YOUR GOAL → Your task is to extract every entry that follows word for word while excluding the pictures.

EXTRACTED MATERIAL →
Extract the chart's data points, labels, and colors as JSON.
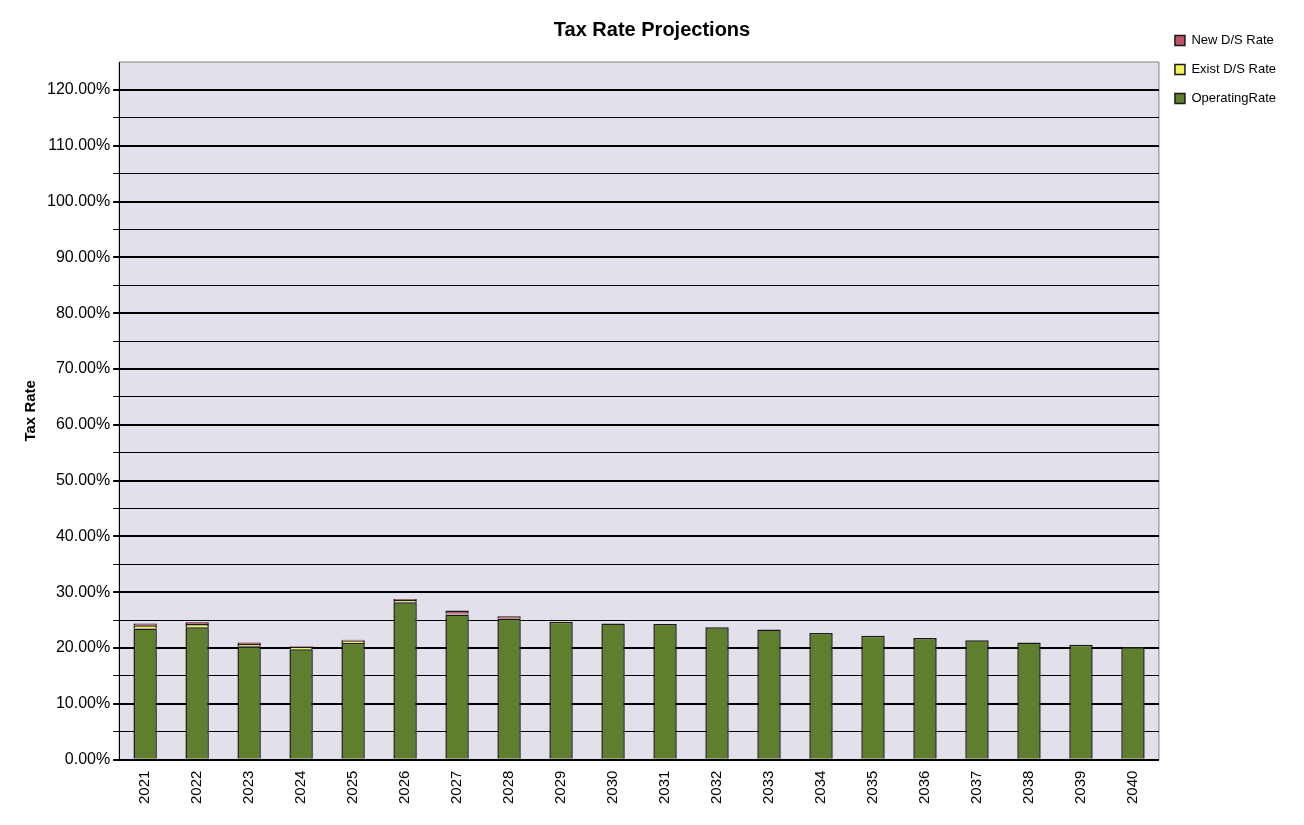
{
  "chart_data": {
    "type": "bar",
    "title": "Tax Rate Projections",
    "ylabel": "Tax Rate",
    "categories": [
      "2021",
      "2022",
      "2023",
      "2024",
      "2025",
      "2026",
      "2027",
      "2028",
      "2029",
      "2030",
      "2031",
      "2032",
      "2033",
      "2034",
      "2035",
      "2036",
      "2037",
      "2038",
      "2039",
      "2040"
    ],
    "stacked": true,
    "series": [
      {
        "name": "OperatingRate",
        "color": "#5f7f2e",
        "values": [
          23.5,
          23.7,
          20.3,
          19.8,
          20.9,
          28.2,
          26.0,
          25.3,
          24.7,
          24.4,
          24.3,
          23.7,
          23.3,
          22.7,
          22.2,
          21.8,
          21.4,
          21.0,
          20.6,
          20.2
        ]
      },
      {
        "name": "Exist D/S Rate",
        "color": "#f2f25a",
        "values": [
          0.6,
          0.6,
          0.4,
          0.4,
          0.4,
          0.4,
          0.2,
          null,
          0,
          0,
          0,
          0,
          0,
          0,
          0,
          0,
          0,
          0,
          0,
          0
        ]
      },
      {
        "name": "New D/S Rate",
        "color": "#c0506a",
        "values": [
          0.3,
          0.3,
          0.3,
          0.1,
          0.2,
          0.2,
          0.5,
          0.4,
          0,
          0,
          0,
          0,
          0,
          0,
          0,
          0,
          0,
          0,
          0,
          0
        ]
      }
    ],
    "ylim": [
      0,
      125
    ],
    "yticks": [
      {
        "value": 0,
        "label": "0.00%"
      },
      {
        "value": 5,
        "label": null
      },
      {
        "value": 10,
        "label": "10.00%"
      },
      {
        "value": 15,
        "label": null
      },
      {
        "value": 20,
        "label": "20.00%"
      },
      {
        "value": 25,
        "label": null
      },
      {
        "value": 30,
        "label": "30.00%"
      },
      {
        "value": 35,
        "label": null
      },
      {
        "value": 40,
        "label": "40.00%"
      },
      {
        "value": 45,
        "label": null
      },
      {
        "value": 50,
        "label": "50.00%"
      },
      {
        "value": 55,
        "label": null
      },
      {
        "value": 60,
        "label": "60.00%"
      },
      {
        "value": 65,
        "label": null
      },
      {
        "value": 70,
        "label": "70.00%"
      },
      {
        "value": 75,
        "label": null
      },
      {
        "value": 80,
        "label": "80.00%"
      },
      {
        "value": 85,
        "label": null
      },
      {
        "value": 90,
        "label": "90.00%"
      },
      {
        "value": 95,
        "label": null
      },
      {
        "value": 100,
        "label": "100.00%"
      },
      {
        "value": 105,
        "label": null
      },
      {
        "value": 110,
        "label": "110.00%"
      },
      {
        "value": 115,
        "label": null
      },
      {
        "value": 120,
        "label": "120.00%"
      }
    ],
    "grid": "y",
    "legend": "top right"
  }
}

ANSWER IN FULL →
Extract the chart's data points, labels, and colors as JSON.
{
  "chart_data": {
    "type": "bar",
    "title": "Tax Rate Projections",
    "ylabel": "Tax Rate",
    "categories": [
      "2021",
      "2022",
      "2023",
      "2024",
      "2025",
      "2026",
      "2027",
      "2028",
      "2029",
      "2030",
      "2031",
      "2032",
      "2033",
      "2034",
      "2035",
      "2036",
      "2037",
      "2038",
      "2039",
      "2040"
    ],
    "stacked": true,
    "series": [
      {
        "name": "OperatingRate",
        "color": "#5f7f2e",
        "values": [
          23.5,
          23.7,
          20.3,
          19.8,
          20.9,
          28.2,
          26.0,
          25.3,
          24.7,
          24.4,
          24.3,
          23.7,
          23.3,
          22.7,
          22.2,
          21.8,
          21.4,
          21.0,
          20.6,
          20.2
        ]
      },
      {
        "name": "Exist D/S Rate",
        "color": "#f2f25a",
        "values": [
          0.6,
          0.6,
          0.4,
          0.4,
          0.4,
          0.4,
          0.2,
          null,
          0,
          0,
          0,
          0,
          0,
          0,
          0,
          0,
          0,
          0,
          0,
          0
        ]
      },
      {
        "name": "New D/S Rate",
        "color": "#c0506a",
        "values": [
          0.3,
          0.3,
          0.3,
          0.1,
          0.2,
          0.2,
          0.5,
          0.4,
          0,
          0,
          0,
          0,
          0,
          0,
          0,
          0,
          0,
          0,
          0,
          0
        ]
      }
    ],
    "ylim": [
      0,
      125
    ],
    "yticks": [
      {
        "value": 0,
        "label": "0.00%"
      },
      {
        "value": 5,
        "label": null
      },
      {
        "value": 10,
        "label": "10.00%"
      },
      {
        "value": 15,
        "label": null
      },
      {
        "value": 20,
        "label": "20.00%"
      },
      {
        "value": 25,
        "label": null
      },
      {
        "value": 30,
        "label": "30.00%"
      },
      {
        "value": 35,
        "label": null
      },
      {
        "value": 40,
        "label": "40.00%"
      },
      {
        "value": 45,
        "label": null
      },
      {
        "value": 50,
        "label": "50.00%"
      },
      {
        "value": 55,
        "label": null
      },
      {
        "value": 60,
        "label": "60.00%"
      },
      {
        "value": 65,
        "label": null
      },
      {
        "value": 70,
        "label": "70.00%"
      },
      {
        "value": 75,
        "label": null
      },
      {
        "value": 80,
        "label": "80.00%"
      },
      {
        "value": 85,
        "label": null
      },
      {
        "value": 90,
        "label": "90.00%"
      },
      {
        "value": 95,
        "label": null
      },
      {
        "value": 100,
        "label": "100.00%"
      },
      {
        "value": 105,
        "label": null
      },
      {
        "value": 110,
        "label": "110.00%"
      },
      {
        "value": 115,
        "label": null
      },
      {
        "value": 120,
        "label": "120.00%"
      }
    ],
    "grid": "y",
    "legend": "top right"
  }
}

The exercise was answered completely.